● PROBLEM DESCRIPTION: In the records that follow, locate every line with "Věděl" and extract it.

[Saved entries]
------------------------------------

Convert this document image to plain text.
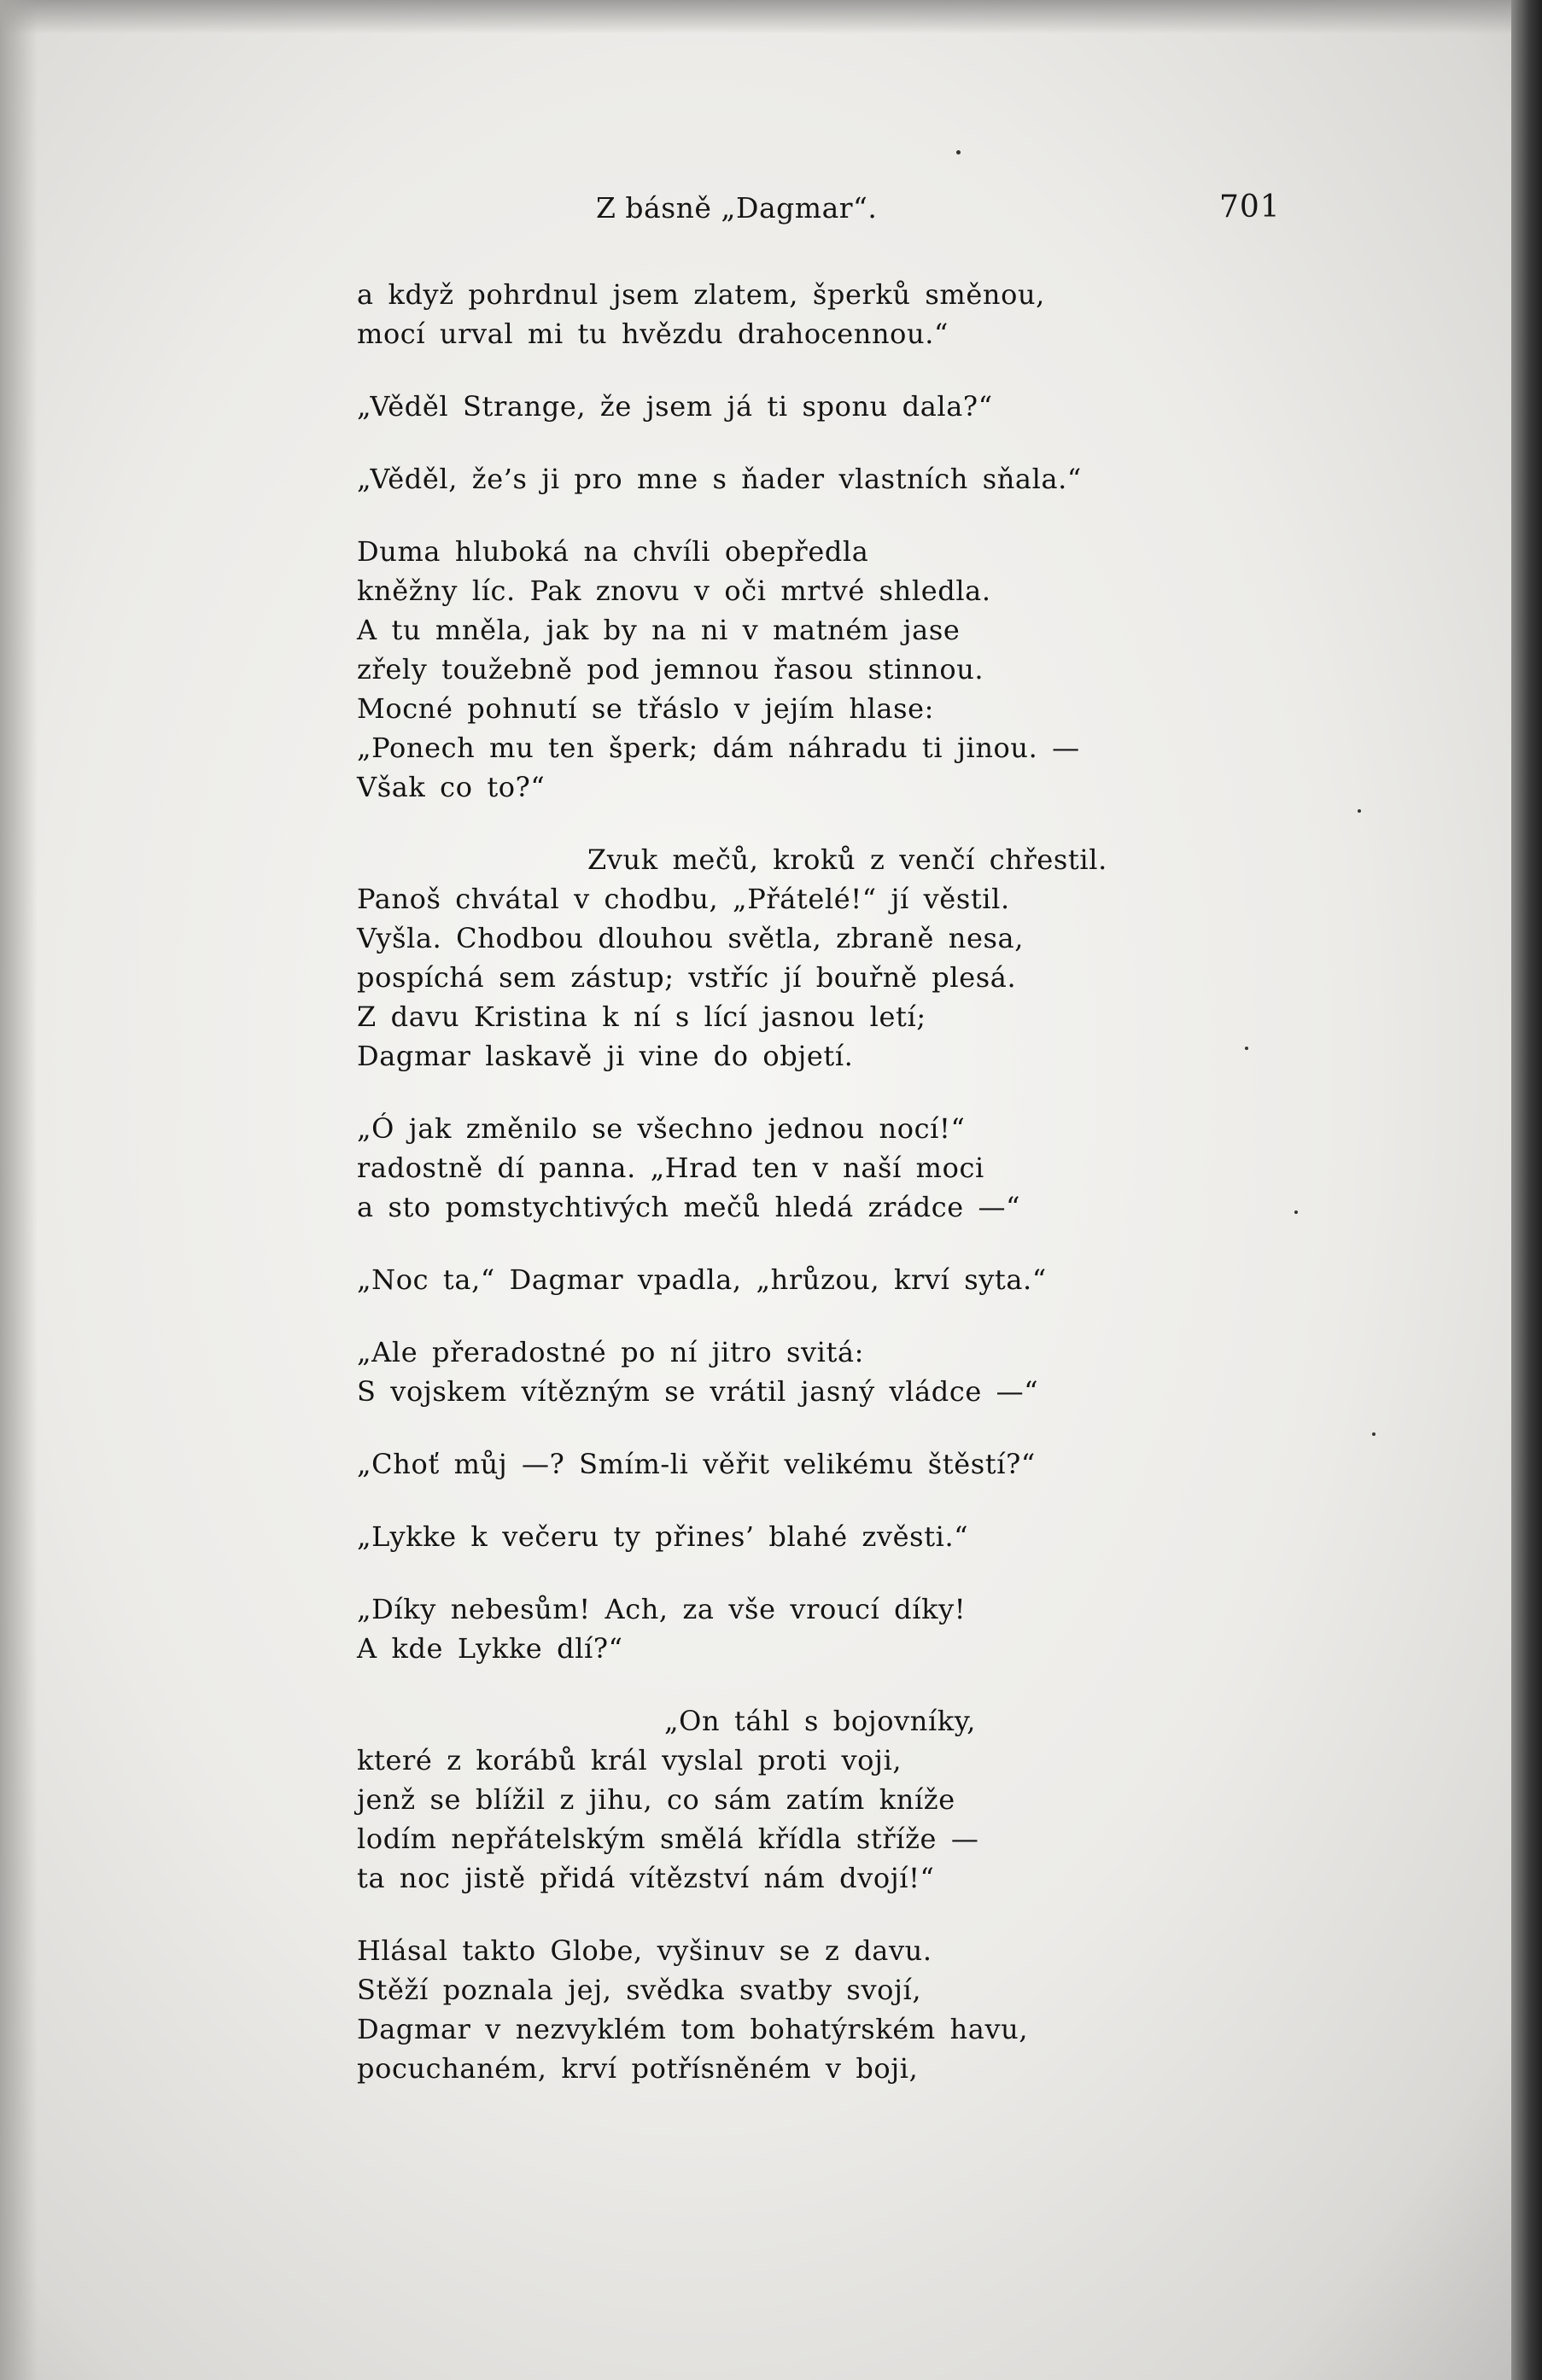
Z básně „Dagmar“.	701
a když pohrdnul jsem zlatem, šperků směnou,
mocí urval mi tu hvězdu drahocennou.“
„Věděl Strange, že jsem já ti sponu dala?“
„Věděl, že’s ji pro mne s ňader vlastních sňala.“
Duma hluboká na chvíli obepředla
kněžny líc. Pak znovu v oči mrtvé shledla.
A tu mněla, jak by na ni v matném jase
zřely toužebně pod jemnou řasou stinnou.
Mocné pohnutí se třáslo v jejím hlase:
„Ponech mu ten šperk; dám náhradu ti jinou. —
Však co to?“
Zvuk mečů, kroků z venčí chřestil.
Panoš chvátal v chodbu, „Přátelé!“ jí věstil.
Vyšla. Chodbou dlouhou světla, zbraně nesa,
pospíchá sem zástup; vstříc jí bouřně plesá.
Z davu Kristina k ní s lící jasnou letí;
Dagmar laskavě ji vine do objetí.
„Ó jak změnilo se všechno jednou nocí!“
radostně dí panna. „Hrad ten v naší moci
a sto pomstychtivých mečů hledá zrádce —“
„Noc ta,“ Dagmar vpadla, „hrůzou, krví syta.“
„Ale přeradostné po ní jitro svitá:
S vojskem vítězným se vrátil jasný vládce —“
„Choť můj —? Smím-li věřit velikému štěstí?“
„Lykke k večeru ty přines’ blahé zvěsti.“
„Díky nebesům! Ach, za vše vroucí díky!
A kde Lykke dlí?“
„On táhl s bojovníky,
které z korábů král vyslal proti voji,
jenž se blížil z jihu, co sám zatím kníže
lodím nepřátelským smělá křídla stříže —
ta noc jistě přidá vítězství nám dvojí!“
Hlásal takto Globe, vyšinuv se z davu.
Stěží poznala jej, svědka svatby svojí,
Dagmar v nezvyklém tom bohatýrském havu,
pocuchaném, krví potřísněném v boji,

------------------------------------

● TASK ANSWER:
„Věděl Strange, že jsem já ti sponu dala?“
„Věděl, že’s ji pro mne s ňader vlastních sňala.“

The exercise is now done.